(Collected data entries)
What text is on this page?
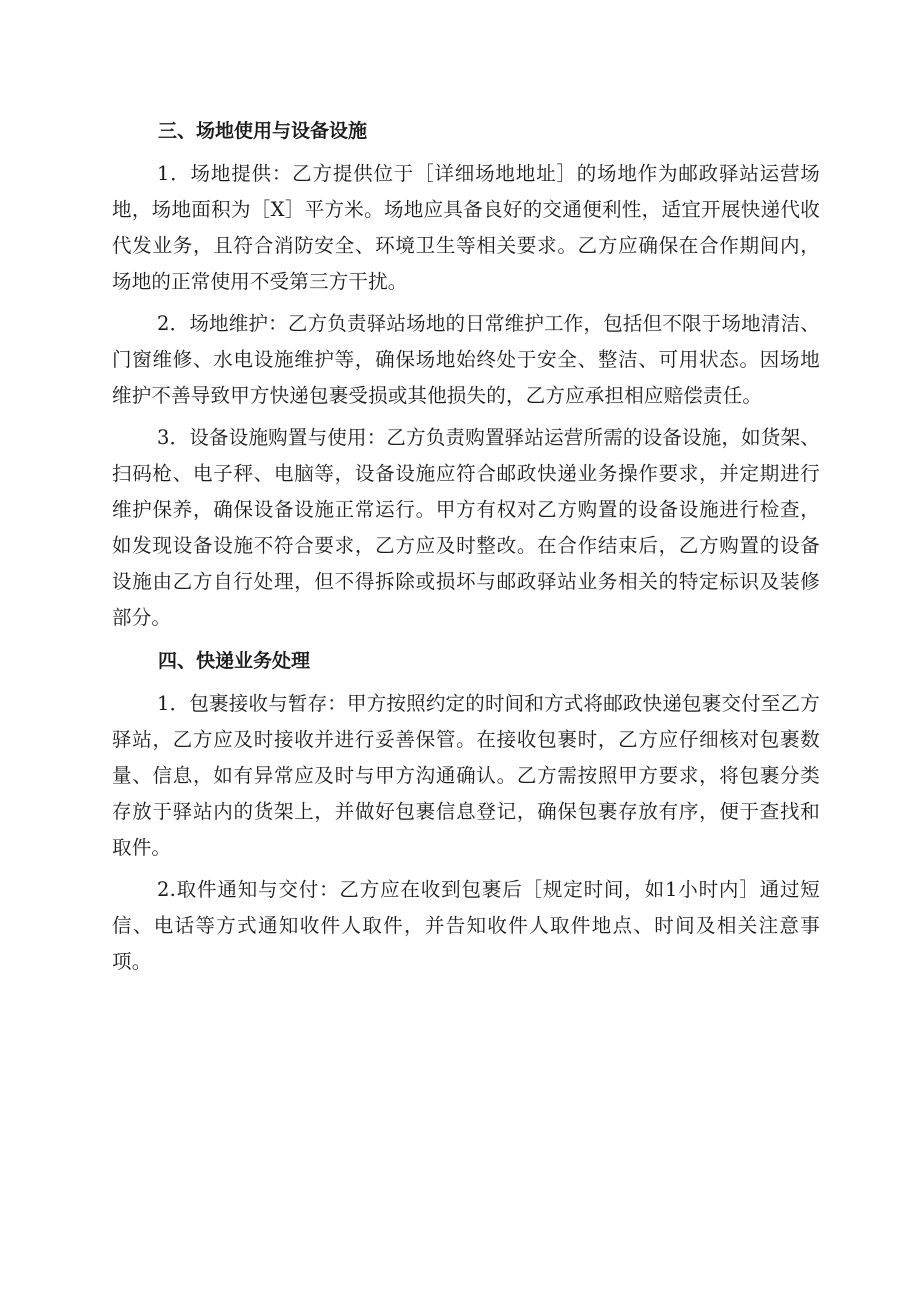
三、场地使用与设备设施

1．场地提供：乙方提供位于［详细场地地址］的场地作为邮政驿站运营场地，场地面积为［X］平方米。场地应具备良好的交通便利性，适宜开展快递代收代发业务，且符合消防安全、环境卫生等相关要求。乙方应确保在合作期间内，场地的正常使用不受第三方干扰。

2．场地维护：乙方负责驿站场地的日常维护工作，包括但不限于场地清洁、门窗维修、水电设施维护等，确保场地始终处于安全、整洁、可用状态。因场地维护不善导致甲方快递包裹受损或其他损失的，乙方应承担相应赔偿责任。

3．设备设施购置与使用：乙方负责购置驿站运营所需的设备设施，如货架、扫码枪、电子秤、电脑等，设备设施应符合邮政快递业务操作要求，并定期进行维护保养，确保设备设施正常运行。甲方有权对乙方购置的设备设施进行检查，如发现设备设施不符合要求，乙方应及时整改。在合作结束后，乙方购置的设备设施由乙方自行处理，但不得拆除或损坏与邮政驿站业务相关的特定标识及装修部分。

四、快递业务处理

1．包裹接收与暂存：甲方按照约定的时间和方式将邮政快递包裹交付至乙方驿站，乙方应及时接收并进行妥善保管。在接收包裹时，乙方应仔细核对包裹数量、信息，如有异常应及时与甲方沟通确认。乙方需按照甲方要求，将包裹分类存放于驿站内的货架上，并做好包裹信息登记，确保包裹存放有序，便于查找和取件。

2.取件通知与交付：乙方应在收到包裹后［规定时间，如1小时内］通过短信、电话等方式通知收件人取件，并告知收件人取件地点、时间及相关注意事项。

**Task prompt**
Leave the pictures out, and print every line of the listing exactly as written.

**Task answer**
What text is on this page?
三、场地使用与设备设施

1．场地提供：乙方提供位于［详细场地地址］的场地作为邮政驿站运营场地，场地面积为［X］平方米。场地应具备良好的交通便利性，适宜开展快递代收代发业务，且符合消防安全、环境卫生等相关要求。乙方应确保在合作期间内，场地的正常使用不受第三方干扰。

2．场地维护：乙方负责驿站场地的日常维护工作，包括但不限于场地清洁、门窗维修、水电设施维护等，确保场地始终处于安全、整洁、可用状态。因场地维护不善导致甲方快递包裹受损或其他损失的，乙方应承担相应赔偿责任。

3．设备设施购置与使用：乙方负责购置驿站运营所需的设备设施，如货架、扫码枪、电子秤、电脑等，设备设施应符合邮政快递业务操作要求，并定期进行维护保养，确保设备设施正常运行。甲方有权对乙方购置的设备设施进行检查，如发现设备设施不符合要求，乙方应及时整改。在合作结束后，乙方购置的设备设施由乙方自行处理，但不得拆除或损坏与邮政驿站业务相关的特定标识及装修部分。

四、快递业务处理

1．包裹接收与暂存：甲方按照约定的时间和方式将邮政快递包裹交付至乙方驿站，乙方应及时接收并进行妥善保管。在接收包裹时，乙方应仔细核对包裹数量、信息，如有异常应及时与甲方沟通确认。乙方需按照甲方要求，将包裹分类存放于驿站内的货架上，并做好包裹信息登记，确保包裹存放有序，便于查找和取件。

2.取件通知与交付：乙方应在收到包裹后［规定时间，如1小时内］通过短信、电话等方式通知收件人取件，并告知收件人取件地点、时间及相关注意事项。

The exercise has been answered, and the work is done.